Stored records:

## Start

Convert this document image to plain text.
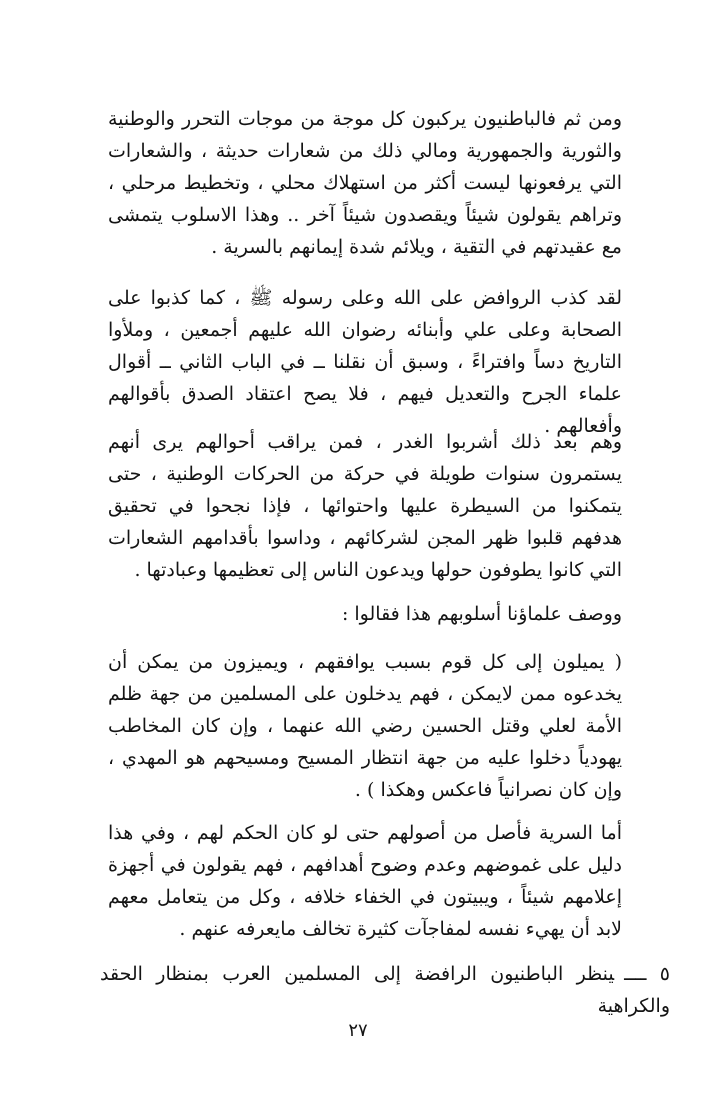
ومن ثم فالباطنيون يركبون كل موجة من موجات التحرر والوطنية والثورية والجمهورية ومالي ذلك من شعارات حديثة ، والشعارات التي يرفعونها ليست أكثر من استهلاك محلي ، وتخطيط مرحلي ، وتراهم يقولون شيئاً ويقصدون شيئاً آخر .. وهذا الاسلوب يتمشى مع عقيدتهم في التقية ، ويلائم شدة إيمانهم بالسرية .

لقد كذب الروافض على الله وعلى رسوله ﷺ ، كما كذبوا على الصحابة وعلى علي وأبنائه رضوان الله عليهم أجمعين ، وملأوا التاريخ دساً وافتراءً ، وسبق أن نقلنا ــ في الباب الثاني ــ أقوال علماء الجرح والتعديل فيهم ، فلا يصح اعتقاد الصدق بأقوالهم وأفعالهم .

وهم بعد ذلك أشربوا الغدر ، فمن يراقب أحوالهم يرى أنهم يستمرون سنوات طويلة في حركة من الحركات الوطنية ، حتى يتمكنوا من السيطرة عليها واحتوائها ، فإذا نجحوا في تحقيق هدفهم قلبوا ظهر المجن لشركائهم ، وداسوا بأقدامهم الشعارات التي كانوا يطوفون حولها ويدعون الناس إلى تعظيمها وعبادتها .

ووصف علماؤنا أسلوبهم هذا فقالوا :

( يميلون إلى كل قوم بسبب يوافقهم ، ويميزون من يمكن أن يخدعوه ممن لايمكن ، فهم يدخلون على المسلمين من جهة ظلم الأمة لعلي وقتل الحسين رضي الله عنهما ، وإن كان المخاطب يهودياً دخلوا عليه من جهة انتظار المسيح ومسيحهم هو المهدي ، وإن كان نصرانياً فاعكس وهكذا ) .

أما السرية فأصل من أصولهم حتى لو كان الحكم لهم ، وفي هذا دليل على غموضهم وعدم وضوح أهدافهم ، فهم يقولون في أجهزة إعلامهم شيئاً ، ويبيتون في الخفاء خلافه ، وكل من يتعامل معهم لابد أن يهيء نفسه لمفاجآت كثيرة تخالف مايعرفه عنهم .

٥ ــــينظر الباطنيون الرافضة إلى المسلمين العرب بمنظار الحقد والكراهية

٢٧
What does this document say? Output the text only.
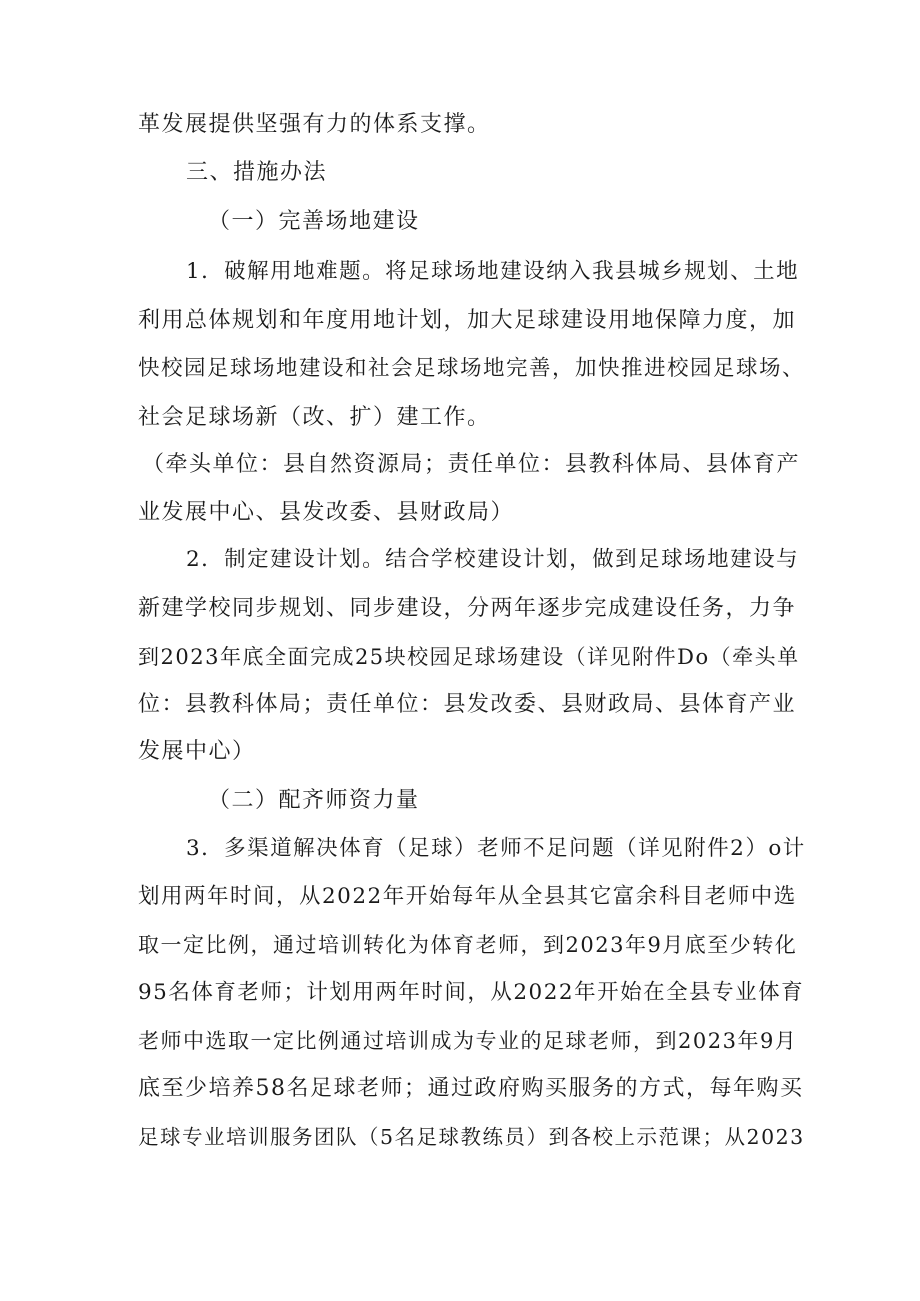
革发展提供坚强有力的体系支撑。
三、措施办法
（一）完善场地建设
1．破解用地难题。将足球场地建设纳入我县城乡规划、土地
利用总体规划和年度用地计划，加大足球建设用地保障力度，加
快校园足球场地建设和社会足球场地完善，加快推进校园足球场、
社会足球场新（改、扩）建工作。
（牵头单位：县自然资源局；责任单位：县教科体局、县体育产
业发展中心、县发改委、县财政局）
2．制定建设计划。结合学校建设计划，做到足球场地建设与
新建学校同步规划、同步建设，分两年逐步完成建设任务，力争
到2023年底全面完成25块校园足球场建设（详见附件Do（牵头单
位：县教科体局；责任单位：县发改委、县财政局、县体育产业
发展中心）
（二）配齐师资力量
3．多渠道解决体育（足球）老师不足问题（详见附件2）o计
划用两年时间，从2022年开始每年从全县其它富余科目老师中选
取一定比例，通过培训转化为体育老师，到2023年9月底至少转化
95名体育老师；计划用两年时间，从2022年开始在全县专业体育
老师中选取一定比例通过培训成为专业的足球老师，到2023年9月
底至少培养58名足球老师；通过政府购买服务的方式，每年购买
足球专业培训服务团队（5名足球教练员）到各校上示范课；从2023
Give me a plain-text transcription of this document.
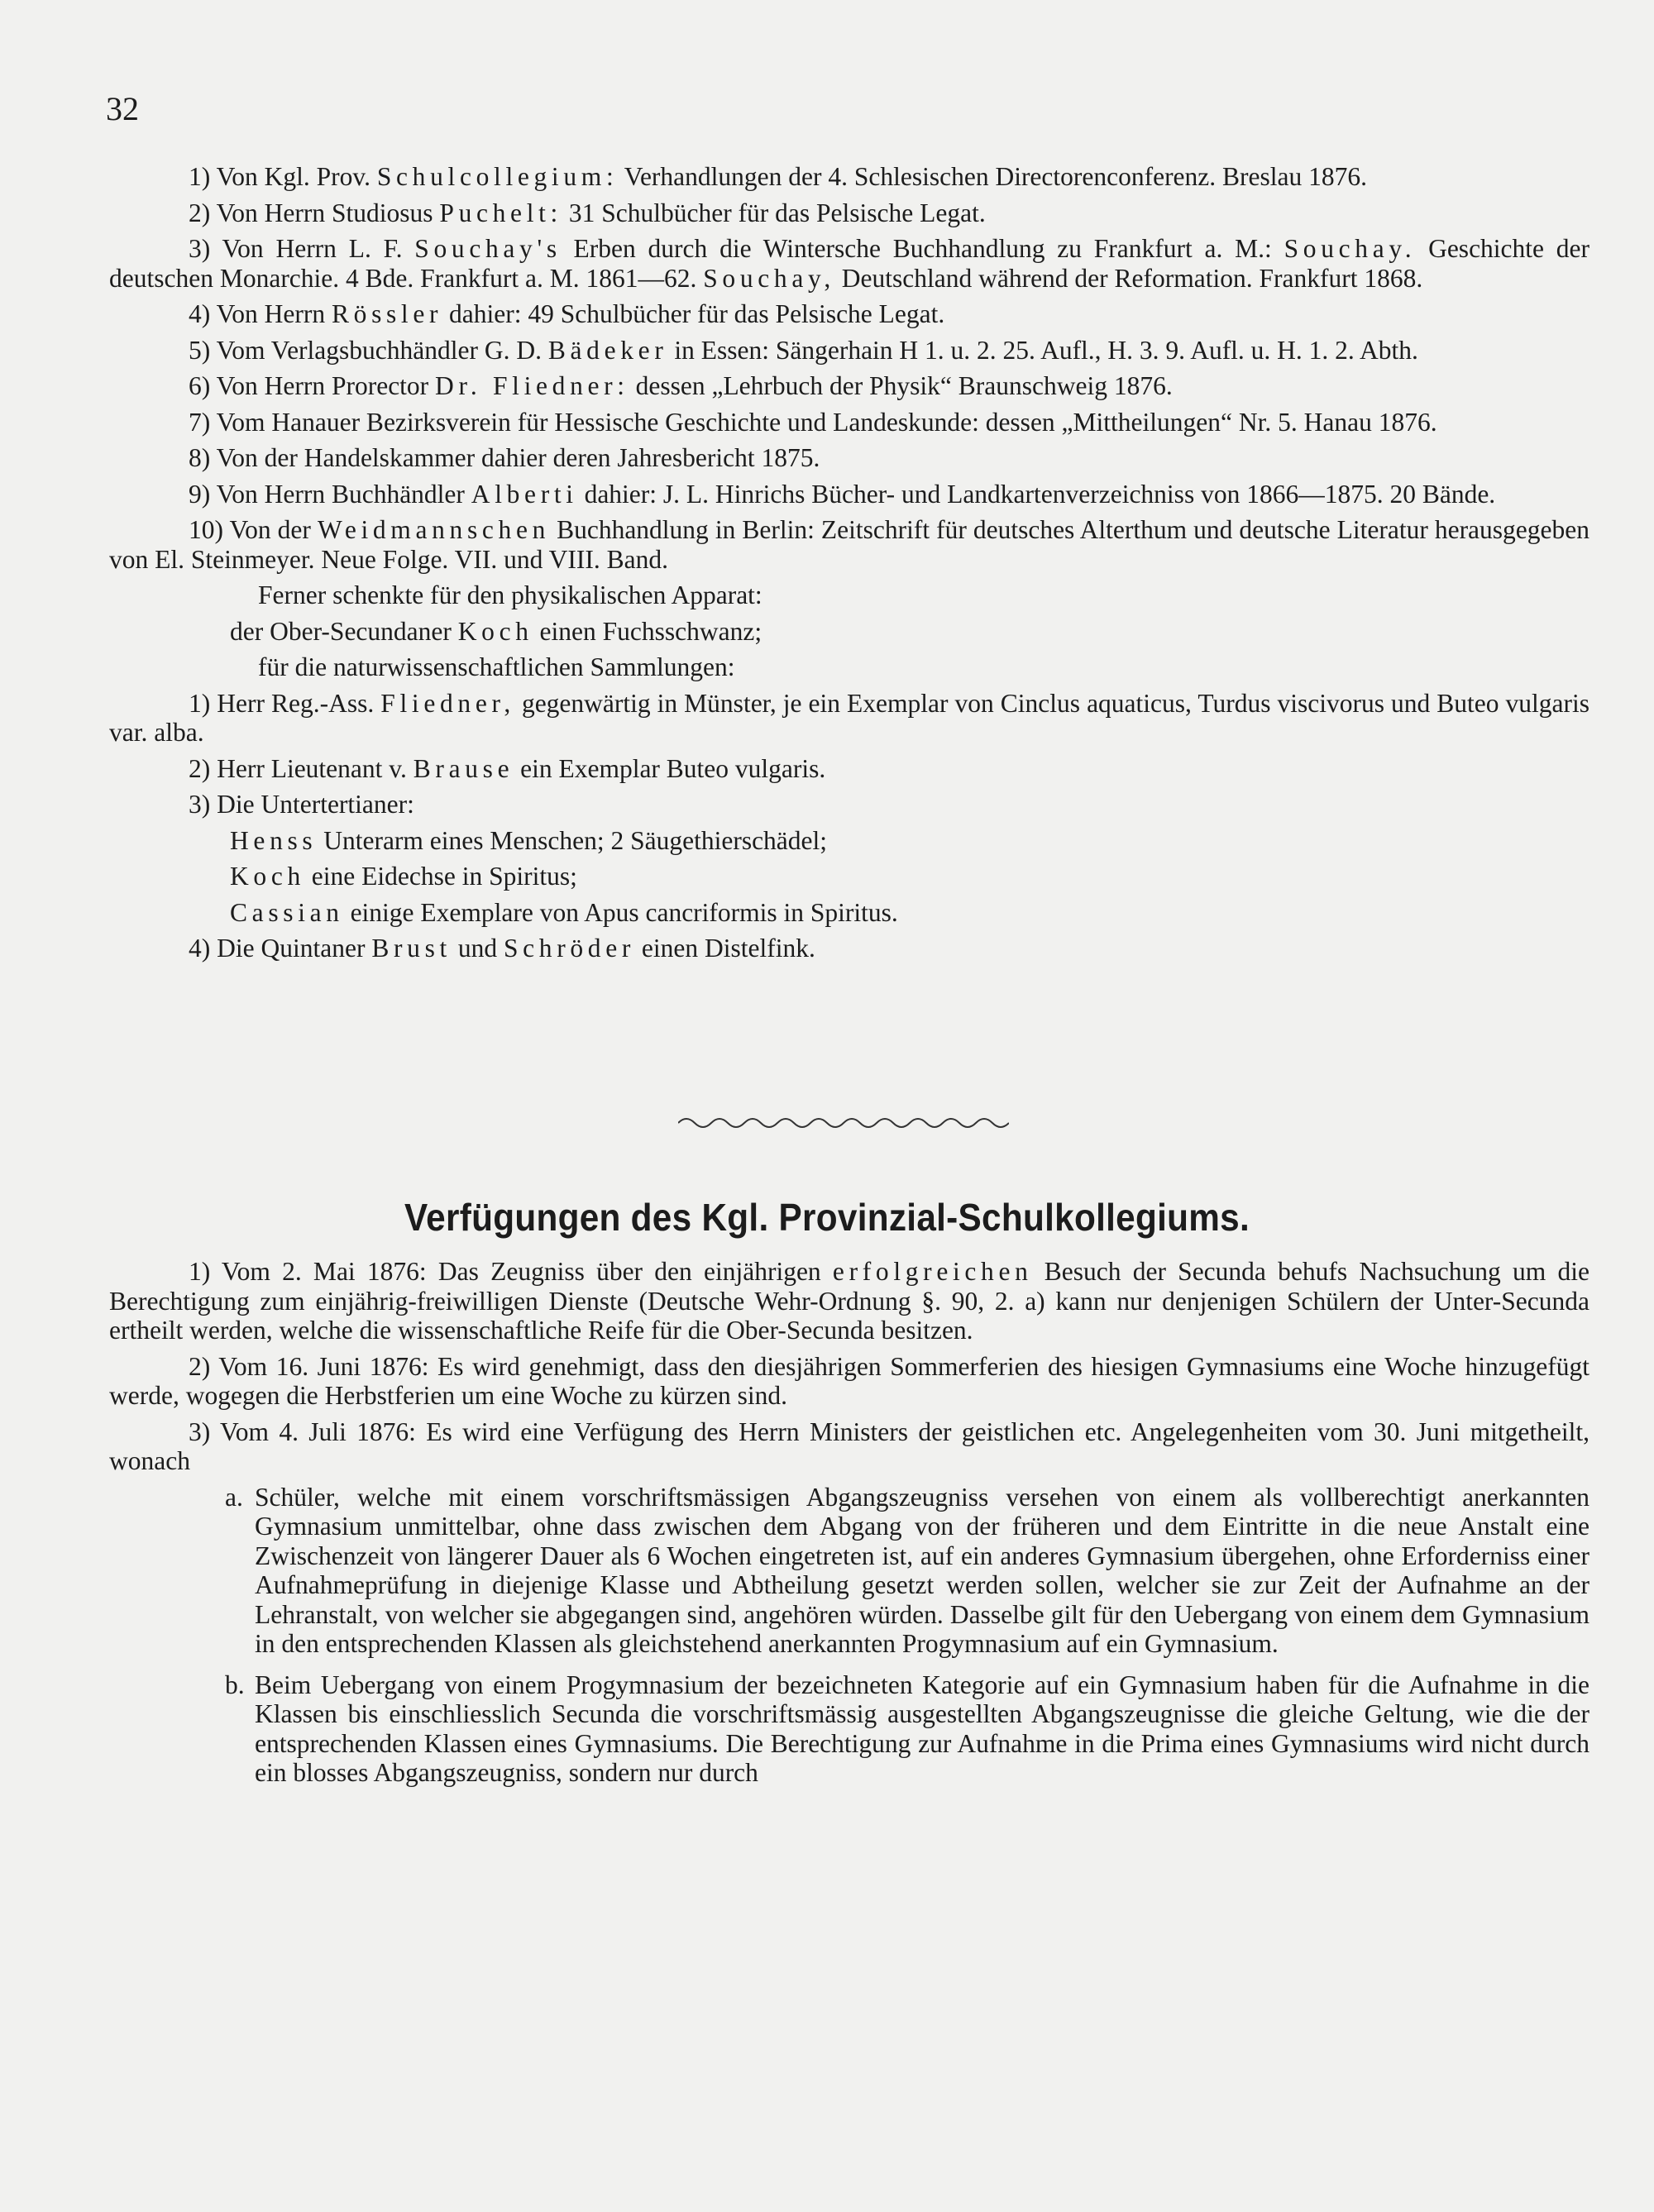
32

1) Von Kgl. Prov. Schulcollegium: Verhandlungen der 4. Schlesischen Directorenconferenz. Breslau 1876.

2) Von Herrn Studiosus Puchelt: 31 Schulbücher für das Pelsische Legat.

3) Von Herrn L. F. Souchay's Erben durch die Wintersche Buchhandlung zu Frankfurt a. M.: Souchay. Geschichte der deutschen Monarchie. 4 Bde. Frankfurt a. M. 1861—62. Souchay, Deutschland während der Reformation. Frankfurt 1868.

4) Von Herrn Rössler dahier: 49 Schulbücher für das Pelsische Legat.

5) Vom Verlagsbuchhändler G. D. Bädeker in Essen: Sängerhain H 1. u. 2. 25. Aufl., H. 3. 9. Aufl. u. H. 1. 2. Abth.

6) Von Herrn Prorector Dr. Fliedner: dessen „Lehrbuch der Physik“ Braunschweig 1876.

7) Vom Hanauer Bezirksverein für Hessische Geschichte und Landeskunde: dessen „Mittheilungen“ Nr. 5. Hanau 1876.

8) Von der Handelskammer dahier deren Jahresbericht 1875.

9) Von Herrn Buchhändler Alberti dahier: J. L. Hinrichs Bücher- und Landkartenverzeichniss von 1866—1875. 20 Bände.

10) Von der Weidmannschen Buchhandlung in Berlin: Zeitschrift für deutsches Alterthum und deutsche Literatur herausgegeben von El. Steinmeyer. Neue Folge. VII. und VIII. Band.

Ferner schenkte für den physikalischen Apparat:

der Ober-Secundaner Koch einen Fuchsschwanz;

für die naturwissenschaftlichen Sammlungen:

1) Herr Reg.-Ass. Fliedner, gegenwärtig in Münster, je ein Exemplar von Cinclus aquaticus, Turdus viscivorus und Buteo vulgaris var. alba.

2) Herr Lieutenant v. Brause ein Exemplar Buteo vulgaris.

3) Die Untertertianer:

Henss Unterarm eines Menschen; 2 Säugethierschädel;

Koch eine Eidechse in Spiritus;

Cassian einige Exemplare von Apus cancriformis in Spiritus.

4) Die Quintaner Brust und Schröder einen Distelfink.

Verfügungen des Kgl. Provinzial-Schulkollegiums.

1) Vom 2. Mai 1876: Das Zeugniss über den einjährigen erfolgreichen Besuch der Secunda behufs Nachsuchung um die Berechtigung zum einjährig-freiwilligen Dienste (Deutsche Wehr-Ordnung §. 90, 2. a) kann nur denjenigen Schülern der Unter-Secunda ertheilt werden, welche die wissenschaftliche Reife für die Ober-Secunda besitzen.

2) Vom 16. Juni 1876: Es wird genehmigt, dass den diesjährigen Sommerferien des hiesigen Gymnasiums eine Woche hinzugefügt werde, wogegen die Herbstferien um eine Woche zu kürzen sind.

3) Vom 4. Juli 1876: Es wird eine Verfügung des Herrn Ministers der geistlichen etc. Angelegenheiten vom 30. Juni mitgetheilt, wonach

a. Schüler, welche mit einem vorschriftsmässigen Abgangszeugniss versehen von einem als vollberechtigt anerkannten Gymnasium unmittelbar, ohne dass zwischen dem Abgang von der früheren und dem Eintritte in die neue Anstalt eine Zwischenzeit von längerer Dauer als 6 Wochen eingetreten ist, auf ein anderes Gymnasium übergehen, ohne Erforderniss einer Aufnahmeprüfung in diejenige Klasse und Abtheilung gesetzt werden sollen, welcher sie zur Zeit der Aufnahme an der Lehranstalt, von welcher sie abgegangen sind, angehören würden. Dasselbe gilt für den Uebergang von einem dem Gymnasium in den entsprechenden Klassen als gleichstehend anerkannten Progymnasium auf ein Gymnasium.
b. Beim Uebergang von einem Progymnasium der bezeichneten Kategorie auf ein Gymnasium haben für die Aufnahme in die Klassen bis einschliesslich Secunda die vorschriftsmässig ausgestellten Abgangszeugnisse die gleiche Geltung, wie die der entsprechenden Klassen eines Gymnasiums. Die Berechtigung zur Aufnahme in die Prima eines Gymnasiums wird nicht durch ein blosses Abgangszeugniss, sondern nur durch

## End

[Objective]: Copy out every line of the data that includes "县发改委".

[The result]:
业发展中心、县发改委、县财政局）
位：县教科体局；责任单位：县发改委、县财政局、县体育产业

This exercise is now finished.